● Task brief: Each record must be retyped in full. No character may differ.
--- Start of Supplied data ---
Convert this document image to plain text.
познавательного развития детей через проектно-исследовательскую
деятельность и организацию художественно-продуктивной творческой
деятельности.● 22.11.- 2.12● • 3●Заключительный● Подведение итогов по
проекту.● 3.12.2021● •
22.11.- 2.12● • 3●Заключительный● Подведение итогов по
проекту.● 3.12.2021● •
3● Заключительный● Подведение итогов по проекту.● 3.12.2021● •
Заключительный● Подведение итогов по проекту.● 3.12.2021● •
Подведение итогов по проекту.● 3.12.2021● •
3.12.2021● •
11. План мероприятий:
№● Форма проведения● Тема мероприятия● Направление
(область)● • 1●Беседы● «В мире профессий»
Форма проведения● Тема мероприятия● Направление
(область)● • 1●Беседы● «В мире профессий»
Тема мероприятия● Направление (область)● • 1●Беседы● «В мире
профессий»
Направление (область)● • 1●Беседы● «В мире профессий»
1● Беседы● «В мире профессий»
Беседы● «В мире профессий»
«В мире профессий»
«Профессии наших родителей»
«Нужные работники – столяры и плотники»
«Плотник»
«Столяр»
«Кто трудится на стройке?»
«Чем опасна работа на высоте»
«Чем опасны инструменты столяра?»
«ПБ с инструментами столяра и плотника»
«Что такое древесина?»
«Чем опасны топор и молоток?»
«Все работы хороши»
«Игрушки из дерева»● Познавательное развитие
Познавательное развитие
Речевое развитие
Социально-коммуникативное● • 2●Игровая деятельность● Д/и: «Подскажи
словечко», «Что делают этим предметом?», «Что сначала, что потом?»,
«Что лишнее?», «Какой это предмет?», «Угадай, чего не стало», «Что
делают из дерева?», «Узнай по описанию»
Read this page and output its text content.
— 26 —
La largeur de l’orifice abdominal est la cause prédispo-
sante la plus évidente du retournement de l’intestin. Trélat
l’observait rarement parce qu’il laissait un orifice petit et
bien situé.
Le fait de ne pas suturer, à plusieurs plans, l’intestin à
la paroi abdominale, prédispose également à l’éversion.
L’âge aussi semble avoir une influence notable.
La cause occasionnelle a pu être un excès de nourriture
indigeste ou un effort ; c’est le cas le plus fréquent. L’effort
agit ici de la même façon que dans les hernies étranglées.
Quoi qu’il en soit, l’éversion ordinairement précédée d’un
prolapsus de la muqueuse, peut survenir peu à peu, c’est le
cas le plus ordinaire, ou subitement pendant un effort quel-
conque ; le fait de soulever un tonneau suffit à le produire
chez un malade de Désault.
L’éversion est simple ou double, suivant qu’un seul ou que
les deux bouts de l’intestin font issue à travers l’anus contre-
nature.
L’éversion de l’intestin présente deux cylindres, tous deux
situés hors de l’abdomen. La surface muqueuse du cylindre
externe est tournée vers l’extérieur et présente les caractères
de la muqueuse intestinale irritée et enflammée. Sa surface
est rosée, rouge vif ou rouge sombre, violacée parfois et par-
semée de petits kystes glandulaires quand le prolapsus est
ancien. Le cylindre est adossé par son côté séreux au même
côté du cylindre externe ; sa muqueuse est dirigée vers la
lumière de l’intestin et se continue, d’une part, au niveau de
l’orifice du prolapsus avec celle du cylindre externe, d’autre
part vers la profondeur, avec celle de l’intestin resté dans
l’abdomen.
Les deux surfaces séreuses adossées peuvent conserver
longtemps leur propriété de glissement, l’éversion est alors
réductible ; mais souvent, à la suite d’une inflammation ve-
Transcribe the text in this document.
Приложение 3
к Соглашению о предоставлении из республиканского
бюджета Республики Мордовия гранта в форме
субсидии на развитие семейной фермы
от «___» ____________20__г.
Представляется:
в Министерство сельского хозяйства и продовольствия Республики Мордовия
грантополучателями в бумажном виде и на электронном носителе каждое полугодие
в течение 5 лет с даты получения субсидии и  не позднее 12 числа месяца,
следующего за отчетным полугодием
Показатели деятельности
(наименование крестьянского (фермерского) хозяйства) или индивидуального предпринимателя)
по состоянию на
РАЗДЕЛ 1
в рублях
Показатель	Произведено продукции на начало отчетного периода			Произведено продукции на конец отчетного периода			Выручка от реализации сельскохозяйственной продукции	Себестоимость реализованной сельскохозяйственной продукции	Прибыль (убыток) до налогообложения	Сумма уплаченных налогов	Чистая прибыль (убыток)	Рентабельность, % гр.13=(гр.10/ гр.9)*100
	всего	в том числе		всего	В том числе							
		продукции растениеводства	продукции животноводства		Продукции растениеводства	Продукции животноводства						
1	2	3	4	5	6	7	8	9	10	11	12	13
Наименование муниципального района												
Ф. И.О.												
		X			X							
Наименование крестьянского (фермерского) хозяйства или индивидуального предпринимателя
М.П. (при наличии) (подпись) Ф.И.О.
--- End of Supplied data ---
● Reply:
Convert this document image to plain text.
познавательного развития детей через проектно-исследовательскую
деятельность и организацию художественно-продуктивной творческой
деятельности.● 22.11.- 2.12● • 3●Заключительный● Подведение итогов по
проекту.● 3.12.2021● •
22.11.- 2.12● • 3●Заключительный● Подведение итогов по
проекту.● 3.12.2021● •
3● Заключительный● Подведение итогов по проекту.● 3.12.2021● •
Заключительный● Подведение итогов по проекту.● 3.12.2021● •
Подведение итогов по проекту.● 3.12.2021● •
3.12.2021● •
11. План мероприятий:
№● Форма проведения● Тема мероприятия● Направление
(область)● • 1●Беседы● «В мире профессий»
Форма проведения● Тема мероприятия● Направление
(область)● • 1●Беседы● «В мире профессий»
Тема мероприятия● Направление (область)● • 1●Беседы● «В мире
профессий»
Направление (область)● • 1●Беседы● «В мире профессий»
1● Беседы● «В мире профессий»
Беседы● «В мире профессий»
«В мире профессий»
«Профессии наших родителей»
«Нужные работники – столяры и плотники»
«Плотник»
«Столяр»
«Кто трудится на стройке?»
«Чем опасна работа на высоте»
«Чем опасны инструменты столяра?»
«ПБ с инструментами столяра и плотника»
«Что такое древесина?»
«Чем опасны топор и молоток?»
«Все работы хороши»
«Игрушки из дерева»● Познавательное развитие
Познавательное развитие
Речевое развитие
Социально-коммуникативное● • 2●Игровая деятельность● Д/и: «Подскажи
словечко», «Что делают этим предметом?», «Что сначала, что потом?»,
«Что лишнее?», «Какой это предмет?», «Угадай, чего не стало», «Что
делают из дерева?», «Узнай по описанию»
Read this page and output its text content.
— 26 —
La largeur de l’orifice abdominal est la cause prédispo-
sante la plus évidente du retournement de l’intestin. Trélat
l’observait rarement parce qu’il laissait un orifice petit et
bien situé.
Le fait de ne pas suturer, à plusieurs plans, l’intestin à
la paroi abdominale, prédispose également à l’éversion.
L’âge aussi semble avoir une influence notable.
La cause occasionnelle a pu être un excès de nourriture
indigeste ou un effort ; c’est le cas le plus fréquent. L’effort
agit ici de la même façon que dans les hernies étranglées.
Quoi qu’il en soit, l’éversion ordinairement précédée d’un
prolapsus de la muqueuse, peut survenir peu à peu, c’est le
cas le plus ordinaire, ou subitement pendant un effort quel-
conque ; le fait de soulever un tonneau suffit à le produire
chez un malade de Désault.
L’éversion est simple ou double, suivant qu’un seul ou que
les deux bouts de l’intestin font issue à travers l’anus contre-
nature.
L’éversion de l’intestin présente deux cylindres, tous deux
situés hors de l’abdomen. La surface muqueuse du cylindre
externe est tournée vers l’extérieur et présente les caractères
de la muqueuse intestinale irritée et enflammée. Sa surface
est rosée, rouge vif ou rouge sombre, violacée parfois et par-
semée de petits kystes glandulaires quand le prolapsus est
ancien. Le cylindre est adossé par son côté séreux au même
côté du cylindre externe ; sa muqueuse est dirigée vers la
lumière de l’intestin et se continue, d’une part, au niveau de
l’orifice du prolapsus avec celle du cylindre externe, d’autre
part vers la profondeur, avec celle de l’intestin resté dans
l’abdomen.
Les deux surfaces séreuses adossées peuvent conserver
longtemps leur propriété de glissement, l’éversion est alors
réductible ; mais souvent, à la suite d’une inflammation ve-
Transcribe the text in this document.
Приложение 3
к Соглашению о предоставлении из республиканского
бюджета Республики Мордовия гранта в форме
субсидии на развитие семейной фермы
от «___» ____________20__г.
Представляется:
в Министерство сельского хозяйства и продовольствия Республики Мордовия
грантополучателями в бумажном виде и на электронном носителе каждое полугодие
в течение 5 лет с даты получения субсидии и  не позднее 12 числа месяца,
следующего за отчетным полугодием
Показатели деятельности
(наименование крестьянского (фермерского) хозяйства) или индивидуального предпринимателя)
по состоянию на
РАЗДЕЛ 1
в рублях
Показатель	Произведено продукции на начало отчетного периода			Произведено продукции на конец отчетного периода			Выручка от реализации сельскохозяйственной продукции	Себестоимость реализованной сельскохозяйственной продукции	Прибыль (убыток) до налогообложения	Сумма уплаченных налогов	Чистая прибыль (убыток)	Рентабельность, % гр.13=(гр.10/ гр.9)*100
	всего	в том числе		всего	В том числе							
		продукции растениеводства	продукции животноводства		Продукции растениеводства	Продукции животноводства						
1	2	3	4	5	6	7	8	9	10	11	12	13
Наименование муниципального района												
Ф. И.О.												
		X			X							
Наименование крестьянского (фермерского) хозяйства или индивидуального предпринимателя
М.П. (при наличии) (подпись) Ф.И.О.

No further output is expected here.